Kurze Aufgabe A: Erkläre mit Hilfe des Spielberichts, wie Spanien das Gruppenspiel gegen Japan trotz Führung noch verlor.
Kurze Aufgabe B: In welchem Stadion fand das Spiel laut Spielbericht statt?
Kurze Aufgabe C: Prüfe anhand des Spielberichts, ob diese Aussagen zutreffen: (i) Japan trifft im Achtelfinale auf Kroatien. (ii) Für Alvaro Morata war es das erste Tor bei dieser WM. (iii) Mehr als 50.000 Menschen sahen das Spiel im Stadion.

Lesetext:
+---+
Mitfavorit Spanien hat sich ins Achtelfinale der Fußball-WM in Katar gezittert. Die Spanier gaben am Donnerstag im abschließenden Gruppenspiel gegen Japan eine 1:0-Pausenführung aus der Hand und verloren 1:2. Die Japaner schnappten sich damit nicht nur das Ticket für die K.o.-Phase, sondern sensationell auch den Gruppensieg. Im Achtelfinale wartet auf sie nun Vize-Weltmeister Kroatien. Die Spanier bekommen es mit dem Überraschungsteam Marokko zu tun, Deutschland muss nach dem 4:2 gegen Costa Rica die Heimreise antreten.
Japan schaffte es zum ersten Mal bei zwei aufeinanderfolgenden Weltmeisterschaften ins Achtelfinale. Die Asiaten präsentierten sich vor 44.851 Zuschauern im Khalifa International Stadium in Al Rayyan nach der Pause wie ausgewechselt. Tore von Ritsu Doan (48.) und Ao Tanaka (51.) drehten die Partie. Alvaro Morata hatte die Spanier mit seinem dritten WM-Tor in Führung gebracht (11.).
+---+
Gegebene Einträge:

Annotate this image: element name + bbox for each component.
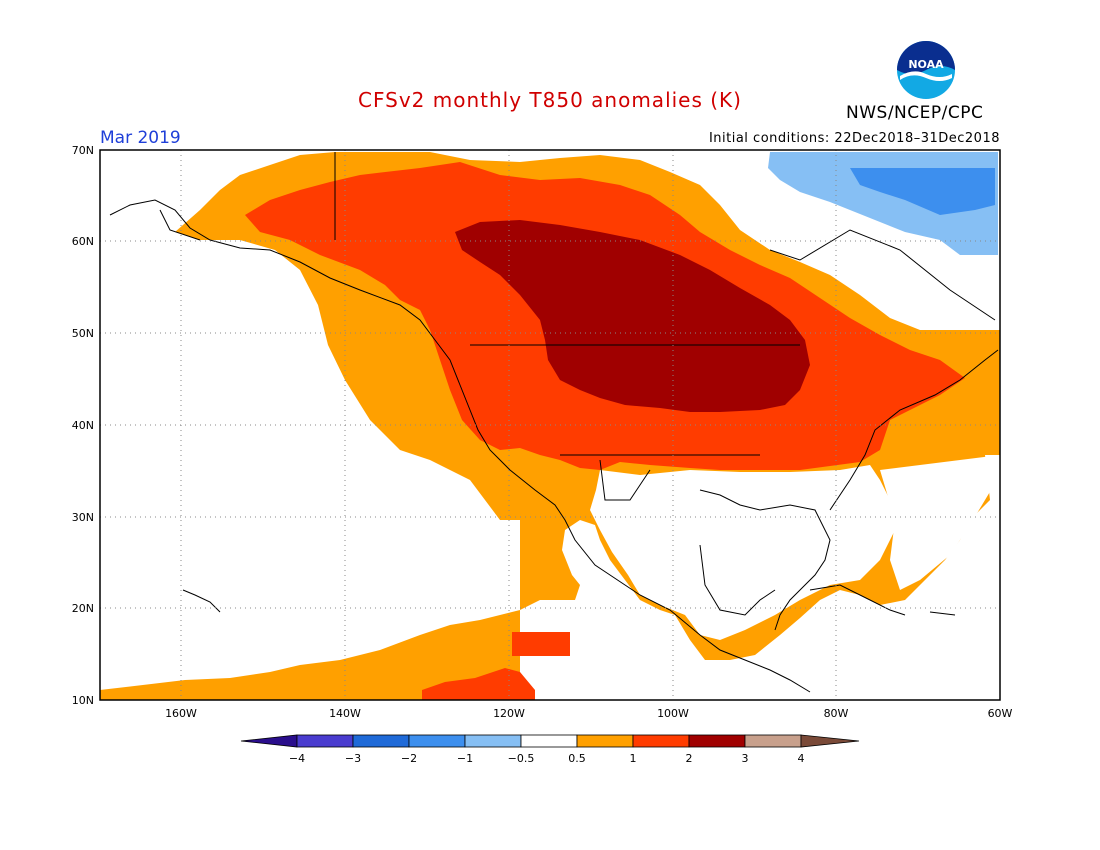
lon-label: 140W bbox=[329, 707, 361, 720]
colorbar-ticks: −4 −3 −2 −1 −0.5 0.5 1 2 3 4 bbox=[289, 752, 805, 765]
islands bbox=[182, 584, 956, 616]
lon-label: 60W bbox=[988, 707, 1013, 720]
coastlines bbox=[109, 152, 999, 693]
forecast-month: Mar 2019 bbox=[100, 128, 181, 148]
colorbar-swatch bbox=[296, 734, 354, 748]
warm-anomaly-darkred bbox=[455, 220, 810, 412]
colorbar-tick-label: −1 bbox=[457, 752, 473, 765]
graticule bbox=[100, 150, 1000, 700]
colorbar-low-arrow bbox=[240, 734, 298, 748]
colorbar-tick-label: −2 bbox=[401, 752, 417, 765]
lat-label: 30N bbox=[72, 511, 94, 524]
cold-anomaly-medium bbox=[850, 168, 995, 215]
lat-axis: 70N 60N 50N 40N 30N 20N 10N bbox=[72, 144, 94, 707]
noaa-logo-icon: NOAA bbox=[897, 41, 955, 99]
warm-anomaly-patch-1 bbox=[512, 632, 570, 656]
colorbar-swatch bbox=[464, 734, 522, 748]
lat-label: 10N bbox=[72, 694, 94, 707]
agency-label: NWS/NCEP/CPC bbox=[846, 103, 984, 123]
colorbar-swatch bbox=[632, 734, 690, 748]
colorbar-swatch bbox=[408, 734, 466, 748]
colorbar-tick-label: −4 bbox=[289, 752, 305, 765]
map-frame bbox=[99, 149, 1001, 701]
colorbar-tick-label: 3 bbox=[742, 752, 749, 765]
colorbar-high-arrow bbox=[800, 734, 860, 748]
lon-label: 120W bbox=[493, 707, 525, 720]
colorbar-tick-label: 2 bbox=[686, 752, 693, 765]
lon-label: 80W bbox=[824, 707, 849, 720]
colorbar-swatch bbox=[352, 734, 410, 748]
colorbar-tick-label: −0.5 bbox=[508, 752, 535, 765]
lat-label: 50N bbox=[72, 327, 94, 340]
colorbar-tick-label: 4 bbox=[798, 752, 805, 765]
lat-label: 70N bbox=[72, 144, 94, 157]
lat-label: 20N bbox=[72, 602, 94, 615]
colorbar-swatch bbox=[744, 734, 802, 748]
lon-label: 160W bbox=[165, 707, 197, 720]
colorbar-tick-label: 0.5 bbox=[568, 752, 586, 765]
colorbar-tick-label: 1 bbox=[630, 752, 637, 765]
neutral-region-gulf bbox=[590, 465, 900, 640]
lon-axis: 160W 140W 120W 100W 80W 60W bbox=[165, 707, 1012, 720]
colorbar bbox=[240, 734, 860, 748]
warm-anomaly-patch-2 bbox=[422, 668, 535, 700]
colorbar-swatch bbox=[576, 734, 634, 748]
lat-label: 60N bbox=[72, 235, 94, 248]
colorbar-swatch bbox=[520, 734, 578, 748]
lon-label: 100W bbox=[657, 707, 689, 720]
lat-label: 40N bbox=[72, 419, 94, 432]
colorbar-tick-label: −3 bbox=[345, 752, 361, 765]
map-title: CFSv2 monthly T850 anomalies (K) bbox=[358, 88, 742, 112]
initial-conditions: Initial conditions: 22Dec2018–31Dec2018 bbox=[708, 131, 1000, 146]
colorbar-swatch bbox=[688, 734, 746, 748]
svg-text:NOAA: NOAA bbox=[908, 58, 944, 71]
neutral-region-atlantic bbox=[880, 455, 1000, 590]
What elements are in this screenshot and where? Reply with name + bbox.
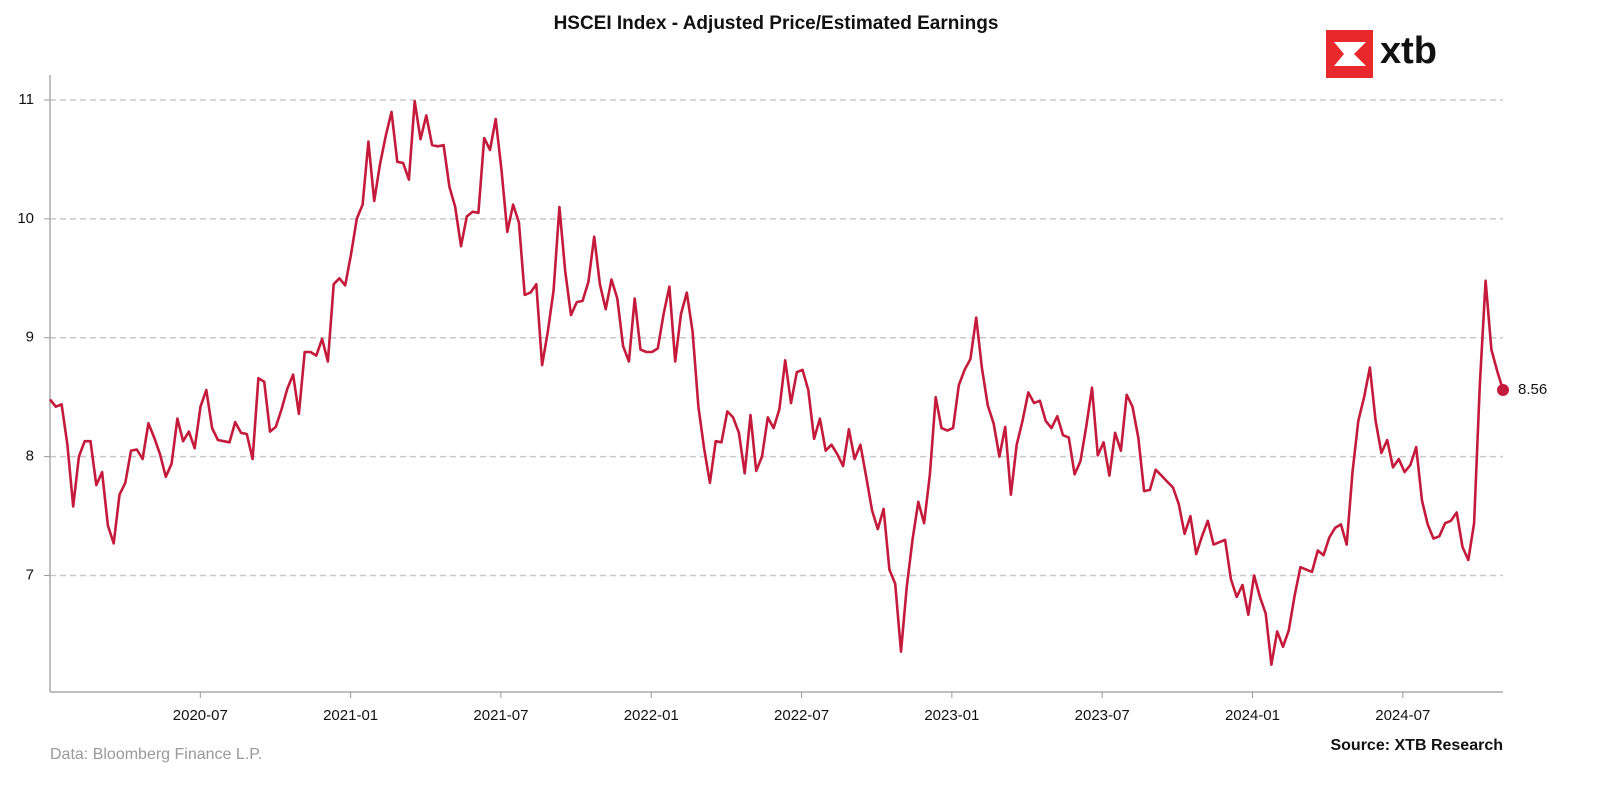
last-value-label: 8.56 <box>1518 381 1547 398</box>
chart-title: HSCEI Index - Adjusted Price/Estimated E… <box>554 13 999 34</box>
x-tick-label: 2021-01 <box>323 707 378 724</box>
y-tick-label: 9 <box>26 329 34 346</box>
data-note: Data: Bloomberg Finance L.P. <box>50 746 262 763</box>
logo: xtb <box>1326 30 1437 78</box>
y-tick-label: 10 <box>17 210 34 227</box>
x-tick-label: 2021-07 <box>473 707 528 724</box>
source-note: Source: XTB Research <box>1330 737 1503 754</box>
x-tick-label: 2020-07 <box>173 707 228 724</box>
x-tick-label: 2023-07 <box>1075 707 1130 724</box>
x-tick-label: 2022-07 <box>774 707 829 724</box>
x-tick-label: 2024-01 <box>1225 707 1280 724</box>
logo-mark <box>1334 42 1366 66</box>
x-tick-label: 2023-01 <box>924 707 979 724</box>
y-tick-label: 11 <box>18 91 34 108</box>
x-tick-label: 2022-01 <box>624 707 679 724</box>
y-tick-label: 8 <box>26 448 34 465</box>
x-tick-label: 2024-07 <box>1375 707 1430 724</box>
logo-text: xtb <box>1380 30 1437 72</box>
last-point <box>1497 384 1509 397</box>
y-tick-label: 7 <box>26 566 34 583</box>
series-line <box>48 99 1505 666</box>
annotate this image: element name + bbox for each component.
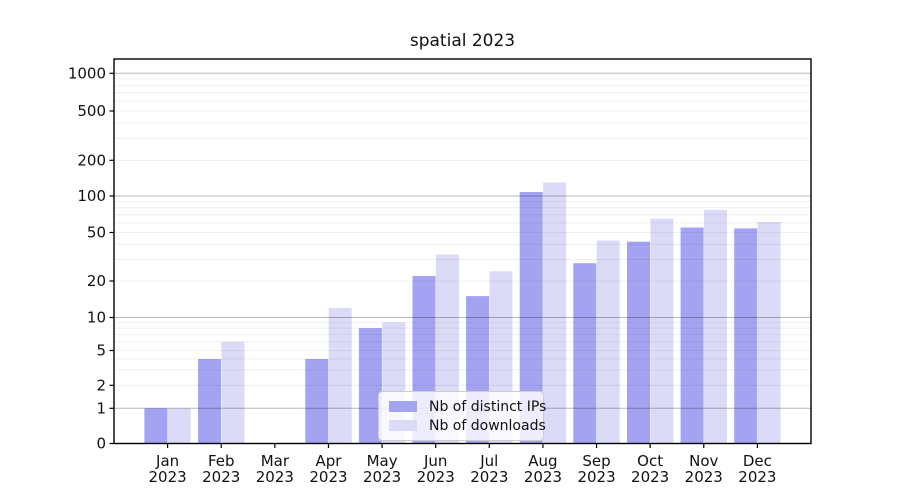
+---+
Lösung A: Spanien führte durch Alvaro Moratas Tor in der 11. Minute zur Pause mit 1:0. Nach der Pause trat Japan wie ausgewechselt auf, und die Tore von Ritsu Doan (48.) und Ao Tanaka (51.) drehten die Partie zum 2:1 für Japan.

Lösung B: Im Khalifa International Stadium in Al Rayyan.

Lösung C:
(i) Ja: „Im Achtelfinale wartet auf sie nun Vize-Weltmeister Kroatien.“
(ii) Nein: „mit seinem dritten WM-Tor“
(iii) Nein: „vor 44.851 Zuschauern“